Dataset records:

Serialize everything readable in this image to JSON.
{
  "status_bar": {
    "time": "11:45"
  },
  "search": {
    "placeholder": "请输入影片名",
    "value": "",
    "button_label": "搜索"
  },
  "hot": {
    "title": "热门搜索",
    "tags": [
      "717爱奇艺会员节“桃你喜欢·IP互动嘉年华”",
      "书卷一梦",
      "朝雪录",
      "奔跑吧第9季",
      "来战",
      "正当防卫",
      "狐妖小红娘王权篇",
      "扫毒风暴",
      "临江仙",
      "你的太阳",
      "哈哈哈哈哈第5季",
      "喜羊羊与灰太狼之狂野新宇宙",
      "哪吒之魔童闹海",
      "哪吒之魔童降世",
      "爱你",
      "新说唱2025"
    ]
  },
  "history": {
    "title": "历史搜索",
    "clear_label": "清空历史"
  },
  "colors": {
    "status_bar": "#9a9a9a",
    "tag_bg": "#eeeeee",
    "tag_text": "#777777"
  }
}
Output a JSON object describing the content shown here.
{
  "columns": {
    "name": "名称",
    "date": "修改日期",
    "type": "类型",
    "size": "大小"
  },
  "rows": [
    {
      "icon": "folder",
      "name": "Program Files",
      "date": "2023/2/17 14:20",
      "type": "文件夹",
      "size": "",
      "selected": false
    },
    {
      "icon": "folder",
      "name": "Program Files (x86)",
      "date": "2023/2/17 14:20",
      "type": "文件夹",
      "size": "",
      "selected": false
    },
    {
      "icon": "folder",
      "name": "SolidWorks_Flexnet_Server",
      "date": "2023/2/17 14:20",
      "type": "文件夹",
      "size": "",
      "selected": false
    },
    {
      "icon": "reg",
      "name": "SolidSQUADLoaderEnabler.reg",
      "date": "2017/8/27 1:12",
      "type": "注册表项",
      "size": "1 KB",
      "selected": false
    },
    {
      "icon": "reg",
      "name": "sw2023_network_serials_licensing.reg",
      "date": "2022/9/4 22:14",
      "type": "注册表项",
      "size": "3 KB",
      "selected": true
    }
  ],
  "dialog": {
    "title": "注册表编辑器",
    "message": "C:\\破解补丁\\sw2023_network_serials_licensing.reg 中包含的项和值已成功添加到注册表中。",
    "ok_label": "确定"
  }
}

WHAT THE EXERCISE ASKS ->
Reproduce the records above exactly, starting with the line that contains "Output a JSON" and ending with the last line.

RESULT FOR THIS TASK ->
Output a JSON object describing the content shown here.
{
  "columns": {
    "name": "名称",
    "date": "修改日期",
    "type": "类型",
    "size": "大小"
  },
  "rows": [
    {
      "icon": "folder",
      "name": "Program Files",
      "date": "2023/2/17 14:20",
      "type": "文件夹",
      "size": "",
      "selected": false
    },
    {
      "icon": "folder",
      "name": "Program Files (x86)",
      "date": "2023/2/17 14:20",
      "type": "文件夹",
      "size": "",
      "selected": false
    },
    {
      "icon": "folder",
      "name": "SolidWorks_Flexnet_Server",
      "date": "2023/2/17 14:20",
      "type": "文件夹",
      "size": "",
      "selected": false
    },
    {
      "icon": "reg",
      "name": "SolidSQUADLoaderEnabler.reg",
      "date": "2017/8/27 1:12",
      "type": "注册表项",
      "size": "1 KB",
      "selected": false
    },
    {
      "icon": "reg",
      "name": "sw2023_network_serials_licensing.reg",
      "date": "2022/9/4 22:14",
      "type": "注册表项",
      "size": "3 KB",
      "selected": true
    }
  ],
  "dialog": {
    "title": "注册表编辑器",
    "message": "C:\\破解补丁\\sw2023_network_serials_licensing.reg 中包含的项和值已成功添加到注册表中。",
    "ok_label": "确定"
  }
}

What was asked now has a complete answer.